WHAT IS NEEDED: Return the material word for word. Do not include the pictures.

PROVIDED RECORDS:

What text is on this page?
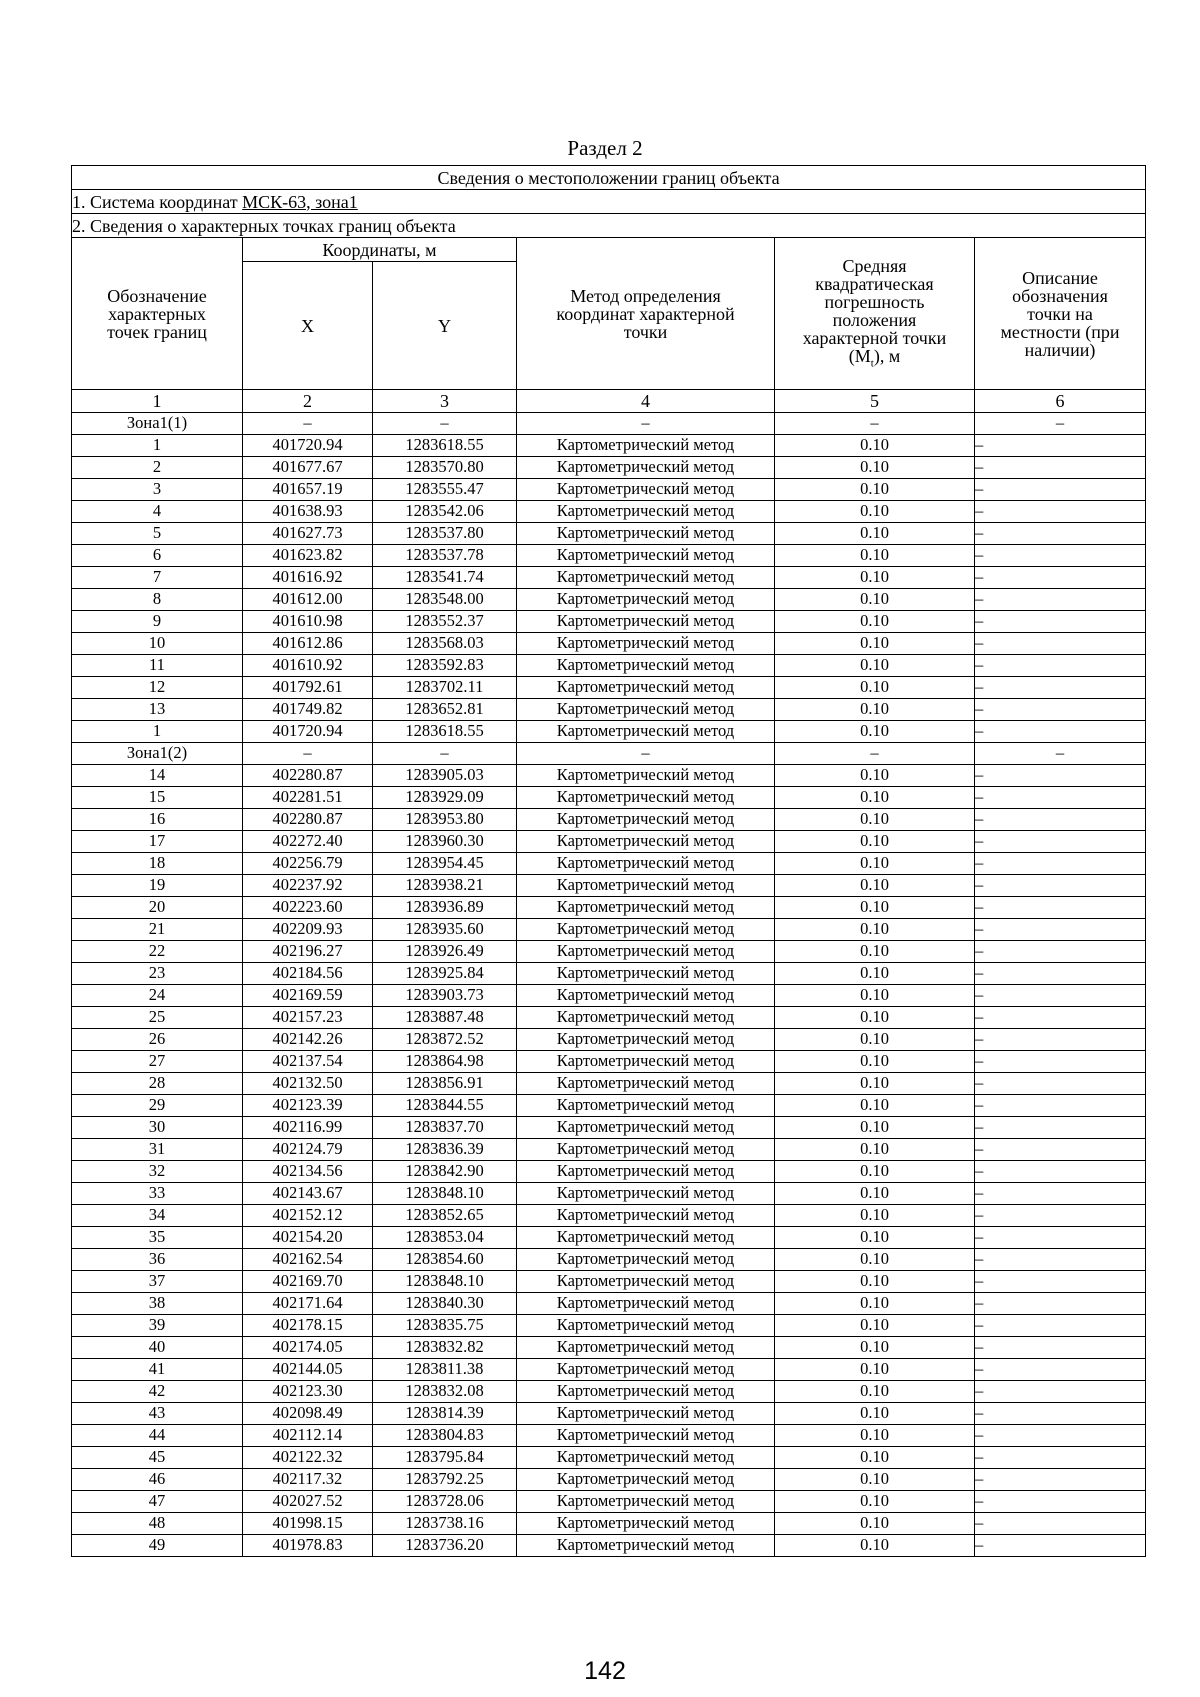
Раздел 2
Сведения о местоположении границ объекта					
1. Система координат МСК-63, зона1					
2. Сведения о характерных точках границ объекта					

Обозначение характерных точек границ	Координаты, м		Метод определения координат характерной точки	Средняя квадратическая погрешность положения характерной точки $(M_t)$, м	Описание обозначения точки на местности (при наличии)

	X	Y			
1	2	3	4	5	6
Зона1(1)	–	–	–	–	–
1	401720.94	1283618.55	Картометрический метод	0.10	–
2	401677.67	1283570.80	Картометрический метод	0.10	–
3	401657.19	1283555.47	Картометрический метод	0.10	–
4	401638.93	1283542.06	Картометрический метод	0.10	–
5	401627.73	1283537.80	Картометрический метод	0.10	–
6	401623.82	1283537.78	Картометрический метод	0.10	–
7	401616.92	1283541.74	Картометрический метод	0.10	–
8	401612.00	1283548.00	Картометрический метод	0.10	–
9	401610.98	1283552.37	Картометрический метод	0.10	–
10	401612.86	1283568.03	Картометрический метод	0.10	–
11	401610.92	1283592.83	Картометрический метод	0.10	–
12	401792.61	1283702.11	Картометрический метод	0.10	–
13	401749.82	1283652.81	Картометрический метод	0.10	–
1	401720.94	1283618.55	Картометрический метод	0.10	–
Зона1(2)	–	–	–	–	–
14	402280.87	1283905.03	Картометрический метод	0.10	–
15	402281.51	1283929.09	Картометрический метод	0.10	–
16	402280.87	1283953.80	Картометрический метод	0.10	–
17	402272.40	1283960.30	Картометрический метод	0.10	–
18	402256.79	1283954.45	Картометрический метод	0.10	–
19	402237.92	1283938.21	Картометрический метод	0.10	–
20	402223.60	1283936.89	Картометрический метод	0.10	–
21	402209.93	1283935.60	Картометрический метод	0.10	–
22	402196.27	1283926.49	Картометрический метод	0.10	–
23	402184.56	1283925.84	Картометрический метод	0.10	–
24	402169.59	1283903.73	Картометрический метод	0.10	–
25	402157.23	1283887.48	Картометрический метод	0.10	–
26	402142.26	1283872.52	Картометрический метод	0.10	–
27	402137.54	1283864.98	Картометрический метод	0.10	–
28	402132.50	1283856.91	Картометрический метод	0.10	–
29	402123.39	1283844.55	Картометрический метод	0.10	–
30	402116.99	1283837.70	Картометрический метод	0.10	–
31	402124.79	1283836.39	Картометрический метод	0.10	–
32	402134.56	1283842.90	Картометрический метод	0.10	–
33	402143.67	1283848.10	Картометрический метод	0.10	–
34	402152.12	1283852.65	Картометрический метод	0.10	–
35	402154.20	1283853.04	Картометрический метод	0.10	–
36	402162.54	1283854.60	Картометрический метод	0.10	–
37	402169.70	1283848.10	Картометрический метод	0.10	–
38	402171.64	1283840.30	Картометрический метод	0.10	–
39	402178.15	1283835.75	Картометрический метод	0.10	–
40	402174.05	1283832.82	Картометрический метод	0.10	–
41	402144.05	1283811.38	Картометрический метод	0.10	–
42	402123.30	1283832.08	Картометрический метод	0.10	–
43	402098.49	1283814.39	Картометрический метод	0.10	–
44	402112.14	1283804.83	Картометрический метод	0.10	–
45	402122.32	1283795.84	Картометрический метод	0.10	–
46	402117.32	1283792.25	Картометрический метод	0.10	–
47	402027.52	1283728.06	Картометрический метод	0.10	–
48	401998.15	1283738.16	Картометрический метод	0.10	–
49	401978.83	1283736.20	Картометрический метод	0.10	–
142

EXERCISE RESPONSE:
What text is on this page?
Раздел 2
Сведения о местоположении границ объекта					
1. Система координат МСК-63, зона1					
2. Сведения о характерных точках границ объекта					

Обозначение характерных точек границ	Координаты, м		Метод определения координат характерной точки	Средняя квадратическая погрешность положения характерной точки $(M_t)$, м	Описание обозначения точки на местности (при наличии)

	X	Y			
1	2	3	4	5	6
Зона1(1)	–	–	–	–	–
1	401720.94	1283618.55	Картометрический метод	0.10	–
2	401677.67	1283570.80	Картометрический метод	0.10	–
3	401657.19	1283555.47	Картометрический метод	0.10	–
4	401638.93	1283542.06	Картометрический метод	0.10	–
5	401627.73	1283537.80	Картометрический метод	0.10	–
6	401623.82	1283537.78	Картометрический метод	0.10	–
7	401616.92	1283541.74	Картометрический метод	0.10	–
8	401612.00	1283548.00	Картометрический метод	0.10	–
9	401610.98	1283552.37	Картометрический метод	0.10	–
10	401612.86	1283568.03	Картометрический метод	0.10	–
11	401610.92	1283592.83	Картометрический метод	0.10	–
12	401792.61	1283702.11	Картометрический метод	0.10	–
13	401749.82	1283652.81	Картометрический метод	0.10	–
1	401720.94	1283618.55	Картометрический метод	0.10	–
Зона1(2)	–	–	–	–	–
14	402280.87	1283905.03	Картометрический метод	0.10	–
15	402281.51	1283929.09	Картометрический метод	0.10	–
16	402280.87	1283953.80	Картометрический метод	0.10	–
17	402272.40	1283960.30	Картометрический метод	0.10	–
18	402256.79	1283954.45	Картометрический метод	0.10	–
19	402237.92	1283938.21	Картометрический метод	0.10	–
20	402223.60	1283936.89	Картометрический метод	0.10	–
21	402209.93	1283935.60	Картометрический метод	0.10	–
22	402196.27	1283926.49	Картометрический метод	0.10	–
23	402184.56	1283925.84	Картометрический метод	0.10	–
24	402169.59	1283903.73	Картометрический метод	0.10	–
25	402157.23	1283887.48	Картометрический метод	0.10	–
26	402142.26	1283872.52	Картометрический метод	0.10	–
27	402137.54	1283864.98	Картометрический метод	0.10	–
28	402132.50	1283856.91	Картометрический метод	0.10	–
29	402123.39	1283844.55	Картометрический метод	0.10	–
30	402116.99	1283837.70	Картометрический метод	0.10	–
31	402124.79	1283836.39	Картометрический метод	0.10	–
32	402134.56	1283842.90	Картометрический метод	0.10	–
33	402143.67	1283848.10	Картометрический метод	0.10	–
34	402152.12	1283852.65	Картометрический метод	0.10	–
35	402154.20	1283853.04	Картометрический метод	0.10	–
36	402162.54	1283854.60	Картометрический метод	0.10	–
37	402169.70	1283848.10	Картометрический метод	0.10	–
38	402171.64	1283840.30	Картометрический метод	0.10	–
39	402178.15	1283835.75	Картометрический метод	0.10	–
40	402174.05	1283832.82	Картометрический метод	0.10	–
41	402144.05	1283811.38	Картометрический метод	0.10	–
42	402123.30	1283832.08	Картометрический метод	0.10	–
43	402098.49	1283814.39	Картометрический метод	0.10	–
44	402112.14	1283804.83	Картометрический метод	0.10	–
45	402122.32	1283795.84	Картометрический метод	0.10	–
46	402117.32	1283792.25	Картометрический метод	0.10	–
47	402027.52	1283728.06	Картометрический метод	0.10	–
48	401998.15	1283738.16	Картометрический метод	0.10	–
49	401978.83	1283736.20	Картометрический метод	0.10	–
142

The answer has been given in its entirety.